**SELECTED EXCERPT:**
((
A sound plan for Glasgow 2014 – part 3: Similar radio/TV feeds5 August 2014
Continued from part two. Philip Stevens writes…
For SVGTV, all radio and television rights-holders are essentially the same. The radio RHBs can book a stereo split from the HB production truck in the broadcast compound, then monitor and mix this in to their broadcast if required. This not only assists the radio RHB in making the live broadcast more immediate, but also creates a stereo space for their broadcast without the radio RHB having to set up and position a stereo microphone (or a pair). Back at the International Broadcast Centre (IBC), the HB will be supplying the radio RHBs with a feed of the host’s clean English commentary, as well as the stereo international radio sound, for each venue.
From the IBC, SVGTV is offering a Commonwealth Games channel feed, which will cover events and highlight packages for the day. There will be a multi-channel service consisting of six broadcast channels for the RHBs to feed to their networks.
))
**MATERIAL SHOWN:**
((
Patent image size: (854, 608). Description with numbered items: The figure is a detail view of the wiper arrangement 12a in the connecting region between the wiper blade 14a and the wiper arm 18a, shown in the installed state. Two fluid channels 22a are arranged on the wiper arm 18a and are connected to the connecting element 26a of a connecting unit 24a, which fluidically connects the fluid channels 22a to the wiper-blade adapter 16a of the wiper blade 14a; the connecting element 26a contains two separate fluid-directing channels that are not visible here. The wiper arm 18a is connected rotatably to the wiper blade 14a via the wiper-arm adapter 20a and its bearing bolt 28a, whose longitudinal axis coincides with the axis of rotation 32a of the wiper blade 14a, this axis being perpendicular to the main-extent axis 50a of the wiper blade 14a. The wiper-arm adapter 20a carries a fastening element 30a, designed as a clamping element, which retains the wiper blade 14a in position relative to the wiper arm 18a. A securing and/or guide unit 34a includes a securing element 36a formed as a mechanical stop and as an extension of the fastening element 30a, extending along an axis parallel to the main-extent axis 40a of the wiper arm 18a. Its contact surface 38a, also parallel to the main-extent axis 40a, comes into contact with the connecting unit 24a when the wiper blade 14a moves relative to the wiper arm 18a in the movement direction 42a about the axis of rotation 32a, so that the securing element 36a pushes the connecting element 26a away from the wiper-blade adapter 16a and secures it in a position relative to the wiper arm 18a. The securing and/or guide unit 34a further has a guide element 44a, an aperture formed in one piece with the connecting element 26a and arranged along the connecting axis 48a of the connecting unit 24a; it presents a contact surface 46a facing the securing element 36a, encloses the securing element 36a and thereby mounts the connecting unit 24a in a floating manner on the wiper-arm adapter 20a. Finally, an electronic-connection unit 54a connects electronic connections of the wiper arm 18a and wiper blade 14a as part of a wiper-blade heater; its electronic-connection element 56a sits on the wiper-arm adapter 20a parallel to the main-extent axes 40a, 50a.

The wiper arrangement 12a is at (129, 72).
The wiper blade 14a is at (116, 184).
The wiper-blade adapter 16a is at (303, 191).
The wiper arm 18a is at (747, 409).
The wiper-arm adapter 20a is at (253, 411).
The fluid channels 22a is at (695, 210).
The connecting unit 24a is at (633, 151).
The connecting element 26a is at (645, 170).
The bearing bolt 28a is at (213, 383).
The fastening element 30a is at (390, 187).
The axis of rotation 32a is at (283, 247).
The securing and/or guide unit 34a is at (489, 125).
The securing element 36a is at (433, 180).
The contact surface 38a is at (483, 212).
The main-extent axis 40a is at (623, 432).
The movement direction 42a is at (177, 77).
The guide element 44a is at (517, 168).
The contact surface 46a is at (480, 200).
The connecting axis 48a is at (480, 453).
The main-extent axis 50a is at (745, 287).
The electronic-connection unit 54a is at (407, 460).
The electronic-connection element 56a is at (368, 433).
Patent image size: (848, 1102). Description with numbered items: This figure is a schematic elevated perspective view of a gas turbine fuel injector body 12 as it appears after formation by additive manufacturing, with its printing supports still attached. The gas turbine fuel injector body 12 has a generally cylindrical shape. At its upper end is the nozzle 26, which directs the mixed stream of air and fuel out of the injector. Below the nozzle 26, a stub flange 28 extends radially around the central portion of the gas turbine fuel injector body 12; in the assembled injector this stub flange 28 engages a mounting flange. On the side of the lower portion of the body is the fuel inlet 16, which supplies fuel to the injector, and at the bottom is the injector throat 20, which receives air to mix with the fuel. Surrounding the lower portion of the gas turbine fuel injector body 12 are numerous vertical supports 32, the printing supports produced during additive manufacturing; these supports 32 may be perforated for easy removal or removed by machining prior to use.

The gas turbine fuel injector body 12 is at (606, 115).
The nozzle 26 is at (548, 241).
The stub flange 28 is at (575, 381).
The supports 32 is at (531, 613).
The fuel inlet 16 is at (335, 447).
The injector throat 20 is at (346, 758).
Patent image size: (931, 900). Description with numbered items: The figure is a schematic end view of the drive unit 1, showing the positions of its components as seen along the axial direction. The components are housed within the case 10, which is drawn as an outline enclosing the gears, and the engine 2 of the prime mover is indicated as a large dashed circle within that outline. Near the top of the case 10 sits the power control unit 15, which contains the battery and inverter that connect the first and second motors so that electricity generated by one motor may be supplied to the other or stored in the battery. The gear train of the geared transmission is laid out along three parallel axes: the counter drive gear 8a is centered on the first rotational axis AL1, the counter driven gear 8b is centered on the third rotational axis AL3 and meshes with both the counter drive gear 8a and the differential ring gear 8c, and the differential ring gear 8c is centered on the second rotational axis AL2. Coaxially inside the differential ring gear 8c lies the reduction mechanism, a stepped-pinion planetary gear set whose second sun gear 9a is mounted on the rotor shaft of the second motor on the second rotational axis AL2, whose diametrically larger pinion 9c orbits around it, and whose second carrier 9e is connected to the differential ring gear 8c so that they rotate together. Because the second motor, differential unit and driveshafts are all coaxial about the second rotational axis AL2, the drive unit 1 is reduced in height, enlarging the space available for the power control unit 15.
))
**TASK DESCRIPTION:**
Reproduce the entire passage above on radio and television feeds for Glasgow 2014 word for word.

**TASK RESPONSE:**
A sound plan for Glasgow 2014 – part 3: Similar radio/TV feeds5 August 2014
Continued from part two. Philip Stevens writes…
For SVGTV, all radio and television rights-holders are essentially the same. The radio RHBs can book a stereo split from the HB production truck in the broadcast compound, then monitor and mix this in to their broadcast if required. This not only assists the radio RHB in making the live broadcast more immediate, but also creates a stereo space for their broadcast without the radio RHB having to set up and position a stereo microphone (or a pair). Back at the International Broadcast Centre (IBC), the HB will be supplying the radio RHBs with a feed of the host’s clean English commentary, as well as the stereo international radio sound, for each venue.
From the IBC, SVGTV is offering a Commonwealth Games channel feed, which will cover events and highlight packages for the day. There will be a multi-channel service consisting of six broadcast channels for the RHBs to feed to their networks.